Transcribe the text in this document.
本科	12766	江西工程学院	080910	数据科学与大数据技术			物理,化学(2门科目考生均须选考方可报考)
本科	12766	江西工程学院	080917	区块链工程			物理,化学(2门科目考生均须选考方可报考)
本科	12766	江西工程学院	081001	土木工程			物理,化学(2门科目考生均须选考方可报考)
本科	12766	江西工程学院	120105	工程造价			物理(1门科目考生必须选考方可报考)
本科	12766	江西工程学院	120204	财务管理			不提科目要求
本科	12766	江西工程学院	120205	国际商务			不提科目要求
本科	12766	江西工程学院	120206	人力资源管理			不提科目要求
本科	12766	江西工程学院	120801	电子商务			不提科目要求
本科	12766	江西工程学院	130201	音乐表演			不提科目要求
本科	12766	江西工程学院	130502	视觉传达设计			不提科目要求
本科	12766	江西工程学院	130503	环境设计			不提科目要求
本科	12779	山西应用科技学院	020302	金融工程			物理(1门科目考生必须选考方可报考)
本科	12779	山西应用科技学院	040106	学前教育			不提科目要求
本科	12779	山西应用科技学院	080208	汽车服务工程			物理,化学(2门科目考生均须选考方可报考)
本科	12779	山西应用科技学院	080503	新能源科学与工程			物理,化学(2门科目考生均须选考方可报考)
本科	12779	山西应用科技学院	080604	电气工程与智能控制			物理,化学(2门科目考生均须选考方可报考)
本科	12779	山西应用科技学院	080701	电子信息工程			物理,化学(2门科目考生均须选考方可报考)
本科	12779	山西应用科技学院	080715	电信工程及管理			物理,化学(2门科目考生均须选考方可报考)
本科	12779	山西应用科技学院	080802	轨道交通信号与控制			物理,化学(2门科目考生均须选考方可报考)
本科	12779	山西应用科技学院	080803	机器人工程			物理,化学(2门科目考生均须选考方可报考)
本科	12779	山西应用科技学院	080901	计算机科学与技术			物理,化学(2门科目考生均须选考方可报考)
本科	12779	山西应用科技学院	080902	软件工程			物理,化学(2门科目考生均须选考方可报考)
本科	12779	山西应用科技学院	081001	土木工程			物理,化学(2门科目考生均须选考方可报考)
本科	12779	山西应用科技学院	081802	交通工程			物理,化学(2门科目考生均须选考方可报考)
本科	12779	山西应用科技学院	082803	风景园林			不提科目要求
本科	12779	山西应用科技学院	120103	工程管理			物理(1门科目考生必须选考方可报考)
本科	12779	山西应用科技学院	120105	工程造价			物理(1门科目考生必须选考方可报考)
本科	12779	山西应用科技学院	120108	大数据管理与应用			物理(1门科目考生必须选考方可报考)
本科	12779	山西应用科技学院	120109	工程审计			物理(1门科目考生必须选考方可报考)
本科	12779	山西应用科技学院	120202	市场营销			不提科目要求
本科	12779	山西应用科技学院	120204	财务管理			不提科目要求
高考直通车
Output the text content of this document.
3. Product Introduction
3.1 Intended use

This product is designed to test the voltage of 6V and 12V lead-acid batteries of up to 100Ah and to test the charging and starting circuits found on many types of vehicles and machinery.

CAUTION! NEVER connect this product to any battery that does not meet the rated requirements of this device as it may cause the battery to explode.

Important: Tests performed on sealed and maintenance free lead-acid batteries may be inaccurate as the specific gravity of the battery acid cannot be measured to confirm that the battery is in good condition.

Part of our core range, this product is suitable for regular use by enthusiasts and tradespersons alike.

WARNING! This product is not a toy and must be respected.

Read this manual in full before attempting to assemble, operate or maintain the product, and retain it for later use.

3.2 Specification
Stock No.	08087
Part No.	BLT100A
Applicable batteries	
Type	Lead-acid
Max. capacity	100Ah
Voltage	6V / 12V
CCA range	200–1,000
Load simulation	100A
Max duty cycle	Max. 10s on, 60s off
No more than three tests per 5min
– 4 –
•••
Which lines above hold the word "range"? Copy each of them.

Part of our core range, this product is suitable for regular use by enthusiasts and tradespersons alike.
CCA range	200–1,000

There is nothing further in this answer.